#### [Required tasks]
• 1. In the Matilda article, about how many others did the three girls beat for the role?
• 2. Set down the passage of the Matilda article starting at "The story of" and ending at "a little revenge.", word for word.

Like a soda can opened after a vicious shake, Gabby Gutierrez, Mia Sinclair Jenness and Mabel Tyler explode across the Santa Monica Pier in pursuit of the bright orange roller coaster in the corner of the boardwalk. Though they blend into the crowd of parents pushing strollers and camp kids and their counselors, these girls are not on a typical summer outing.
They are taking a break from their jobs playing Matilda, which they alternate nightly, in the musical adaptation of Roald Dahl’s book of the same name at the Ahmanson Theatre through July 12. Rushing from ride to ride, they’re earnest about making the best of their time.
“We each do two or three shows a week so we don’t always have time to do fun stuff like this, especially not together,” said Mabel, 10. “And one of us always has to be on standby if the person performing gets hurt.”
“God forbid,” interrupted Gabby and Mia, both 9. In response, Mabel bent down to knock on the boardwalk wood for good luck. When she got up, Mia wrapped her arm around the other two, pulling them tight. Their eyes then focused on a pigeon that landed nearby before shooing it away.
The story of “Matilda” is familiar to anyone who’s seen the Mara Wilson- and Danny DeVito-led film or read the childhood book that inspires the stage production. It follows an intellectually gifted elementary student as she navigates being the black sheep of her family and entering a school with a bully headmistress. When she discovers her power of telekinesis, she seeks a little revenge.
Filling the lead role with young girls who have the necessary skill set (singing, dancing and acting), said Michael David of the Dodgers, co-producers of the show with the Royal Shakespeare Company, was an intimidating process.
“The quest to find girls to play her, to shepherd the audience through her story, is daunting,” David said. “It begins with searching for young girls between the age of 8 and 10 who even at that age possess a remarkable assortment of skills and who at the same time convey the innocence, vulnerability, smarts and backbone that Matilda has to have when facing the dual challenges of truly awful parents and an even worse school headmistress. We tend to find this rare combination of traits in nonprofessionals.”
Mabel, Mia and Gabby, however, were nothing but professional, besting nearly 500 others for the role. But as young thespians, playing Matilda isn’t easy.
Gabby said the hardest part of playing the child genius is “focusing and keeping a straight face when there’s a lot of sounds in the audience.”
Mabel agreed, saying, “It takes a lot of focus to be Matilda,” especially since she loves to smile.
But once in a while, their attention does wander when props don’t work as they should or they forget lines. In those instances, they were taught the process of “canceling and continuing.”
“If you step on a sidewalk crack while walking on the streets of New York, you don’t go back and redo it,” Gabby explained. “You just keep going.”

#### [Information provided]

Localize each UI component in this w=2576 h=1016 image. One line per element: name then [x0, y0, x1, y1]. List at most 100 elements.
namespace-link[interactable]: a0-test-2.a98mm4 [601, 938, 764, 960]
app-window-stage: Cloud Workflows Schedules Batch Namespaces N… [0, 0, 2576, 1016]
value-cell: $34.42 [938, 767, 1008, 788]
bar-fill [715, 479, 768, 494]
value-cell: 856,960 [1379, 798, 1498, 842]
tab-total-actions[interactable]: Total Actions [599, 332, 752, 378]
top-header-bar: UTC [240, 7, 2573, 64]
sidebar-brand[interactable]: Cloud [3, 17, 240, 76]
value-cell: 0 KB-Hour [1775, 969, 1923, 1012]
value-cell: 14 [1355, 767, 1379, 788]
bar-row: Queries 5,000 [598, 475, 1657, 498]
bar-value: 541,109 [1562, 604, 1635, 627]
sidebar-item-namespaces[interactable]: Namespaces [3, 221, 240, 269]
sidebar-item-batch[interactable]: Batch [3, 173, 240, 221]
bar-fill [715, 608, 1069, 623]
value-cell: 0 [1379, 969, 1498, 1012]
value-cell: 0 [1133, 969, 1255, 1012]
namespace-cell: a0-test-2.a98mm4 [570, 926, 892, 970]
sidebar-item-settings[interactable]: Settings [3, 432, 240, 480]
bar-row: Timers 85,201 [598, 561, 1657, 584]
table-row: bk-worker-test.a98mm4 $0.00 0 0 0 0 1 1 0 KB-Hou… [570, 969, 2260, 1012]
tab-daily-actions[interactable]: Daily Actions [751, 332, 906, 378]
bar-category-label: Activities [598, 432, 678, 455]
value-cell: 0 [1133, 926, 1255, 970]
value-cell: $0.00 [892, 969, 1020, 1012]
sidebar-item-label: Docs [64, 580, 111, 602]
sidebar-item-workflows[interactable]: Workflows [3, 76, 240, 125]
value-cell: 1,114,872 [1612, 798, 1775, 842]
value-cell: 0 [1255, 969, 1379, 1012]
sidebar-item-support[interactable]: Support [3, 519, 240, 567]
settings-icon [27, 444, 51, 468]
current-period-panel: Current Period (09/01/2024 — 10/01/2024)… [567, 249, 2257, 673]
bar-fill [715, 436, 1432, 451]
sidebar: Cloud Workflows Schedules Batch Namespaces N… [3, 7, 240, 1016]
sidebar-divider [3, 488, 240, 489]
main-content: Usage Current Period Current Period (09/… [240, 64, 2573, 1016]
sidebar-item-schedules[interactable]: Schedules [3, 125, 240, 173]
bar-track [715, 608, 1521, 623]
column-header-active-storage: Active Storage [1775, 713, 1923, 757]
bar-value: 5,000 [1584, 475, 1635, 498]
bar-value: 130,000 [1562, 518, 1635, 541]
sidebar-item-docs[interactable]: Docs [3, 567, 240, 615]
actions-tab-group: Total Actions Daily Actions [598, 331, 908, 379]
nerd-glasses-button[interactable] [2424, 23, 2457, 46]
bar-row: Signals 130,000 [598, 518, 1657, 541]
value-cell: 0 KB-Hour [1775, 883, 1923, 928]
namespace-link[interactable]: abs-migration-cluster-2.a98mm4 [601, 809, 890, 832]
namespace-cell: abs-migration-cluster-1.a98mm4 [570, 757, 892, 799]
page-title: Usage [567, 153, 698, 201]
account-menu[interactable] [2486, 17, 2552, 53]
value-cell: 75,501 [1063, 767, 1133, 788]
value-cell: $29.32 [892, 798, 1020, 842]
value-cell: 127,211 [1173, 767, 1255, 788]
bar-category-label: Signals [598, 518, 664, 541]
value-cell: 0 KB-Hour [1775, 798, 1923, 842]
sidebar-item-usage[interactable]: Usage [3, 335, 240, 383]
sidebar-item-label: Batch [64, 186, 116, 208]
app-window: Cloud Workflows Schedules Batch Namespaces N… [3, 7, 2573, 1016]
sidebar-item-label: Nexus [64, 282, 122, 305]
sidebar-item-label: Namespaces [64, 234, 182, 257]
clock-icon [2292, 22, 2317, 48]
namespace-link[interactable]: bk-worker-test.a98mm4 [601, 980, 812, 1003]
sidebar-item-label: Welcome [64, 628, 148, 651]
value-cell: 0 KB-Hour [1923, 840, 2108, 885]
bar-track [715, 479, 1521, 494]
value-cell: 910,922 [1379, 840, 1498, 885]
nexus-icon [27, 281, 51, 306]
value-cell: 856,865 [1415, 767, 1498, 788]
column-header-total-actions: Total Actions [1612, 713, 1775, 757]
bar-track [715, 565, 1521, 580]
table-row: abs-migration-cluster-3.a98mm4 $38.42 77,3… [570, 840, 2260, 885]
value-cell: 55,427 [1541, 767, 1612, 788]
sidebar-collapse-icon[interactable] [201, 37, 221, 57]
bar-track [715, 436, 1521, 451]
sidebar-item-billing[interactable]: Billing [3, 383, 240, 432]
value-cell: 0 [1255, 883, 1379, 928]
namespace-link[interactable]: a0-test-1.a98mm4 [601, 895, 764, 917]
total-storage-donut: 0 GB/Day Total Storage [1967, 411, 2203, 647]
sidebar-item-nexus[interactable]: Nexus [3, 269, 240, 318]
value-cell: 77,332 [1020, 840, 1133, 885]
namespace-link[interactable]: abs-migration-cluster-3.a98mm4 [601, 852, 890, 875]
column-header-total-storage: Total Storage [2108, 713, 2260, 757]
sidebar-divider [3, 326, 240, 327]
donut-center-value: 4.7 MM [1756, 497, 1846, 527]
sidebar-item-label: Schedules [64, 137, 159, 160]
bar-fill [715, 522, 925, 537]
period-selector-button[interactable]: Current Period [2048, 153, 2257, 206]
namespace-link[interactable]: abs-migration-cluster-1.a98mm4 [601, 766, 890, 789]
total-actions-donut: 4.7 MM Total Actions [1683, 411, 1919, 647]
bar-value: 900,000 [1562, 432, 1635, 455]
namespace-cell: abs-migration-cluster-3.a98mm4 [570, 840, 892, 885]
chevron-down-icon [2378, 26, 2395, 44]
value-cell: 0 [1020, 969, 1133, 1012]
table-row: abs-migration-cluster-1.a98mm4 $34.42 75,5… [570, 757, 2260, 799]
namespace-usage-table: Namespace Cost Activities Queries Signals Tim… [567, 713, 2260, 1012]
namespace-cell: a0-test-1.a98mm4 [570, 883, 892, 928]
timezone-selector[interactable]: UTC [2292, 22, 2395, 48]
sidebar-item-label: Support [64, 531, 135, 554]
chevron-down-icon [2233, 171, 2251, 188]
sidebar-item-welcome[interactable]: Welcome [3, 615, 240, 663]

#### [Responses by task]
• 1. Nearly 500

• 2.
The story of “Matilda” is familiar to anyone who’s seen the Mara Wilson- and Danny DeVito-led film or read the childhood book that inspires the stage production. It follows an intellectually gifted elementary student as she navigates being the black sheep of her family and entering a school with a bully headmistress. When she discovers her power of telekinesis, she seeks a little revenge.